(Document page transcription items)

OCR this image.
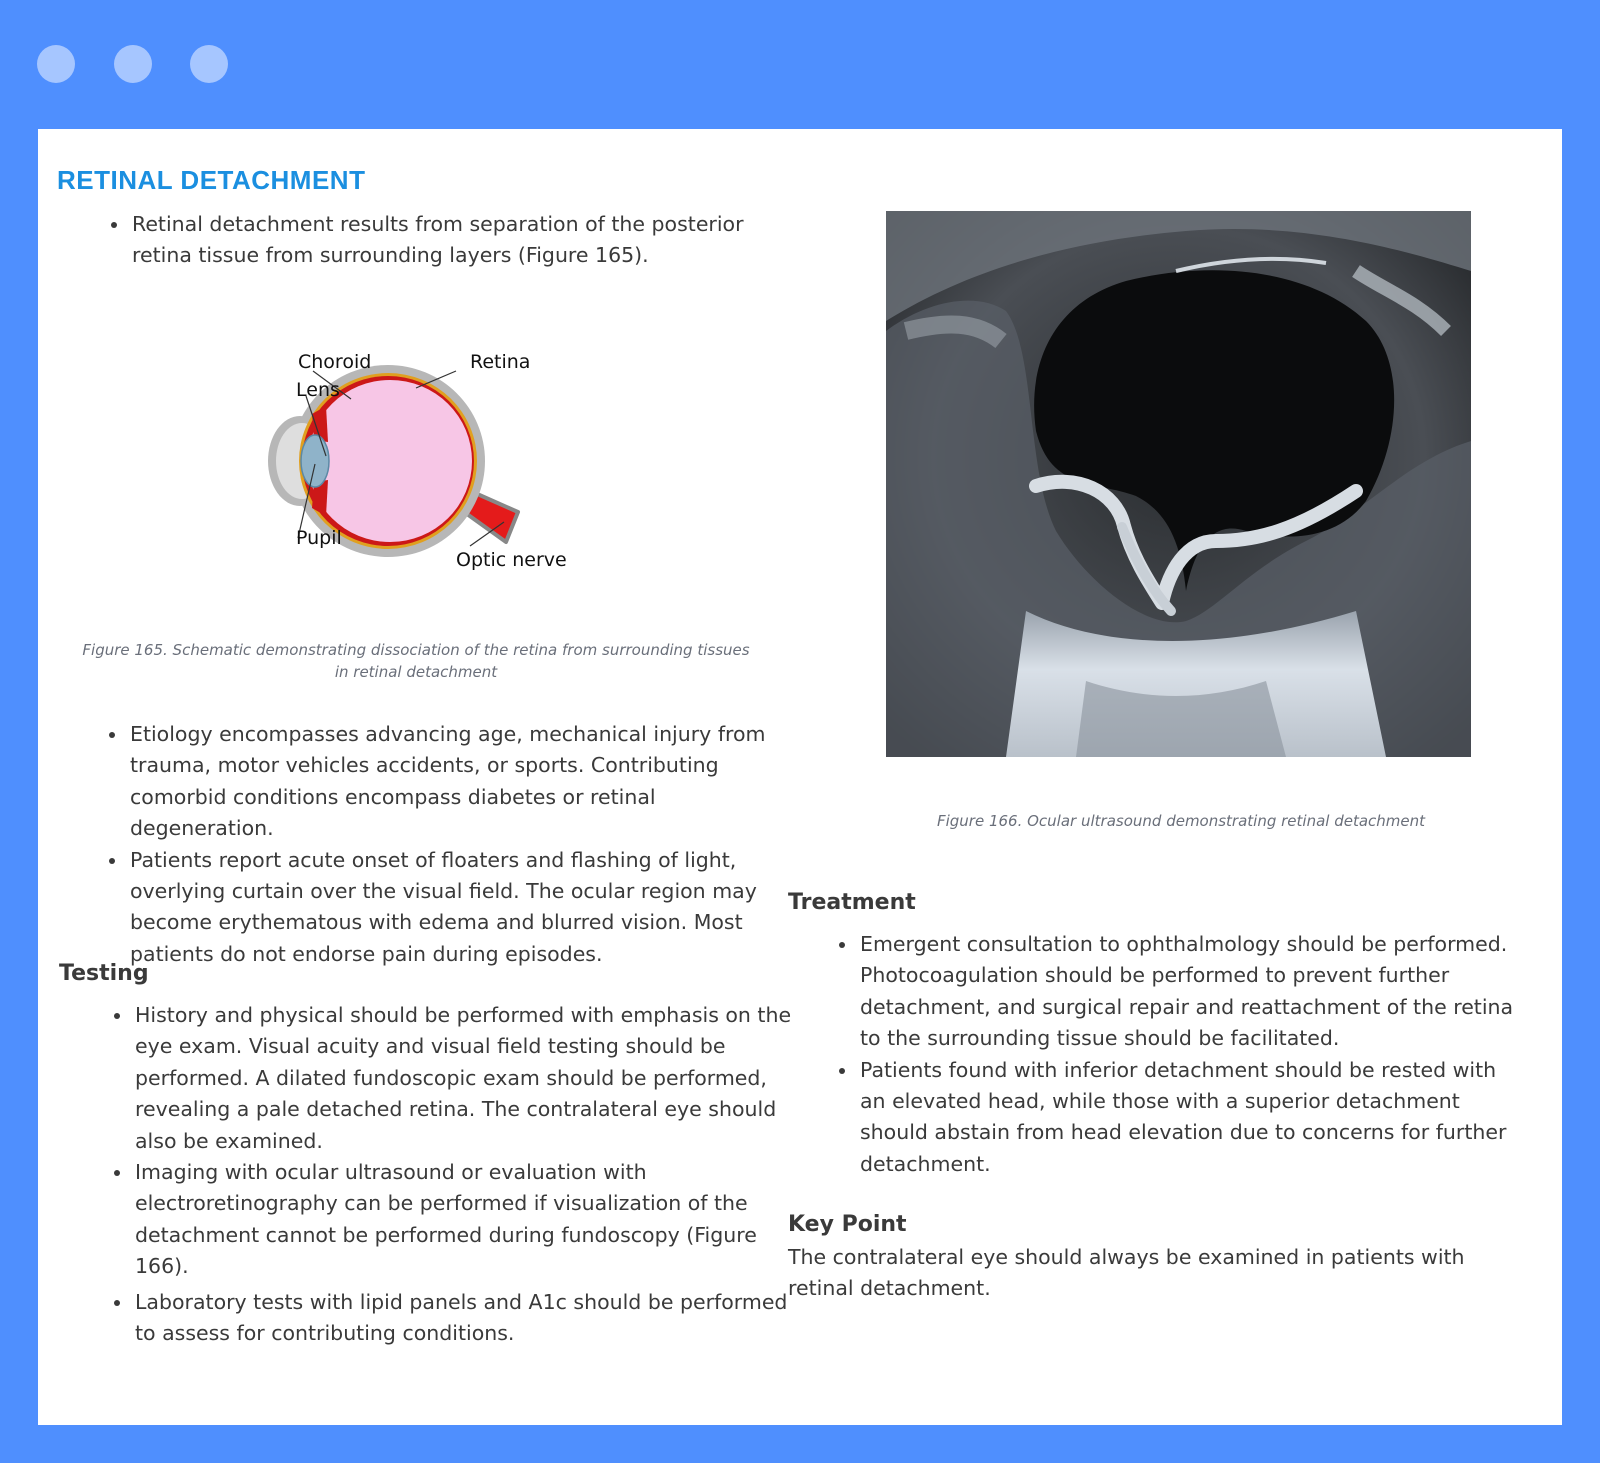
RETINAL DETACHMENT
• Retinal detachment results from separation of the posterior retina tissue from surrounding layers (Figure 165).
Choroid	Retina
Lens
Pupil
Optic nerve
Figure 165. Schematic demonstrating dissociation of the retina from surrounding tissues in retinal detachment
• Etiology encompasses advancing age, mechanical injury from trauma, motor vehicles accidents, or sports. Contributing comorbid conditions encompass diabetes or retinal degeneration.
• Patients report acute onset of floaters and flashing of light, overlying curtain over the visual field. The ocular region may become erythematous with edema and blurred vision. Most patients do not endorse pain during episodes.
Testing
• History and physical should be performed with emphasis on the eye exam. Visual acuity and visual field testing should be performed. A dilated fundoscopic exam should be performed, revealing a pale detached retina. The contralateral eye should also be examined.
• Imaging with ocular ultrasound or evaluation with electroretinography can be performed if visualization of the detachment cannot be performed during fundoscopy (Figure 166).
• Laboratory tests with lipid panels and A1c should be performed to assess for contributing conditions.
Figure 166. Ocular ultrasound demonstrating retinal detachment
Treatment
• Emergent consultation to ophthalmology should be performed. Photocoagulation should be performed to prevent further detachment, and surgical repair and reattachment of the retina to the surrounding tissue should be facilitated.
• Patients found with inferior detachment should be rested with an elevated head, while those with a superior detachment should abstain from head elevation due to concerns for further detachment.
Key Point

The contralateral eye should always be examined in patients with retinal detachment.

---

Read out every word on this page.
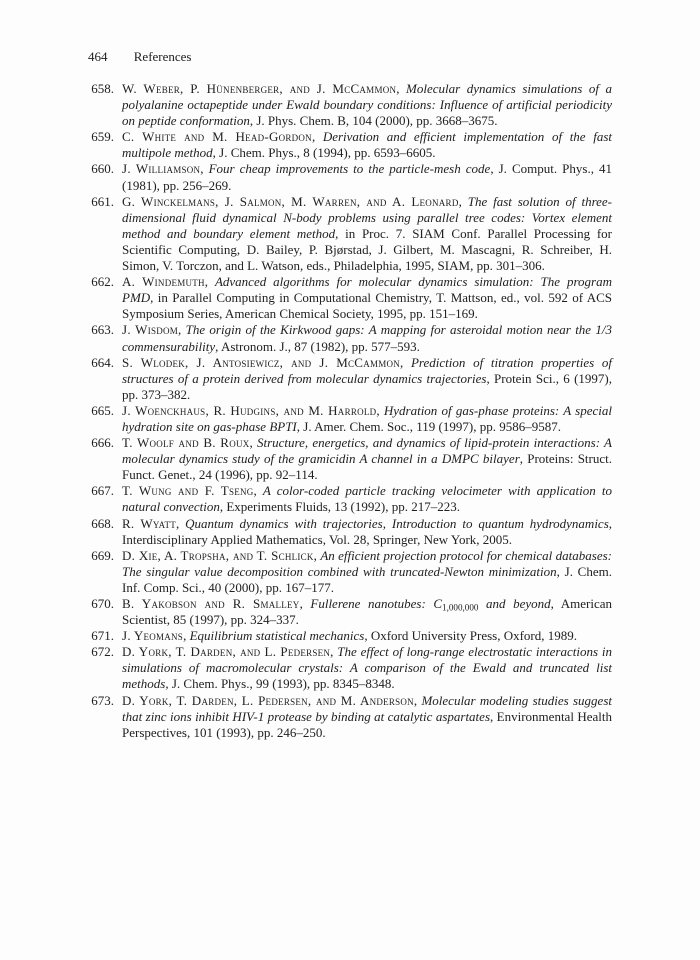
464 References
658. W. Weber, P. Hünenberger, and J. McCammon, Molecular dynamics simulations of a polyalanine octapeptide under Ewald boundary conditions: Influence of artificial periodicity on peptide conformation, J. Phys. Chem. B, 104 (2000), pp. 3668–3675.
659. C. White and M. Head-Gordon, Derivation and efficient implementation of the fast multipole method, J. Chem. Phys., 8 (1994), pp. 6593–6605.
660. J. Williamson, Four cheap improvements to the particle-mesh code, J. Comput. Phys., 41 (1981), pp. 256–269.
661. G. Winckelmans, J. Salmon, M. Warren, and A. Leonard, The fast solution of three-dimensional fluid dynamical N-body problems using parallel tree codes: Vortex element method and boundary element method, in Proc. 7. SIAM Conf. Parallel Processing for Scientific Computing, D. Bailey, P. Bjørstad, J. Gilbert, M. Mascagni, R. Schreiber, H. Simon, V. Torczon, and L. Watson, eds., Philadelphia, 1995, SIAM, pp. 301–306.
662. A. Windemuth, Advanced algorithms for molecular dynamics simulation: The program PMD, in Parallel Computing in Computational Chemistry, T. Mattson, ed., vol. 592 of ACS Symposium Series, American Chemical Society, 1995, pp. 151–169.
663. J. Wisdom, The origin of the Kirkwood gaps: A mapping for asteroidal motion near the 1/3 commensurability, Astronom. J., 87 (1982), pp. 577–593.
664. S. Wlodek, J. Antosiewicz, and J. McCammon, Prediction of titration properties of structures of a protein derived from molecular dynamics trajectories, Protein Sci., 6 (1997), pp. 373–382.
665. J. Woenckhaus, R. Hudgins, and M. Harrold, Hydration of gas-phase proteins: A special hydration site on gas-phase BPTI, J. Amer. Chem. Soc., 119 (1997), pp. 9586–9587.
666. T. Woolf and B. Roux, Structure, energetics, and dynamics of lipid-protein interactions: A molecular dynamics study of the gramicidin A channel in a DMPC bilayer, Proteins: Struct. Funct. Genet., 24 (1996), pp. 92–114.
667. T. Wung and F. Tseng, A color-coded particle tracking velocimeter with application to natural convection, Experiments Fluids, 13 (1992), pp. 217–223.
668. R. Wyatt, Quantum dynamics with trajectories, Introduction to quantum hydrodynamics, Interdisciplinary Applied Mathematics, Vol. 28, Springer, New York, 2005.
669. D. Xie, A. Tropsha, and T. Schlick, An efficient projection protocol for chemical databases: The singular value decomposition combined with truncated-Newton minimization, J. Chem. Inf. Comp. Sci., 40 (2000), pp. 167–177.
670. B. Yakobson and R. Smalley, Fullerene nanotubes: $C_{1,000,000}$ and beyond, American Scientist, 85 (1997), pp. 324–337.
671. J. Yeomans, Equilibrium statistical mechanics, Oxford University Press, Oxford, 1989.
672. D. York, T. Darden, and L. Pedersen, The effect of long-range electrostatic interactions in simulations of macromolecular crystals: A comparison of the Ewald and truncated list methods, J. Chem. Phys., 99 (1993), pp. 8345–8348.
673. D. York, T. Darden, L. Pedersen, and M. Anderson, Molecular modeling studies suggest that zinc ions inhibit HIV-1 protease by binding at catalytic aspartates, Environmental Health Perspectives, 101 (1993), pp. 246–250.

Aim of the task ▸
Copy every line of the records above that holds the word "ultrasound".

Output ▸
• Imaging with ocular ultrasound or evaluation with electroretinography can be performed if visualization of the detachment cannot be performed during fundoscopy (Figure 166).
Figure 166. Ocular ultrasound demonstrating retinal detachment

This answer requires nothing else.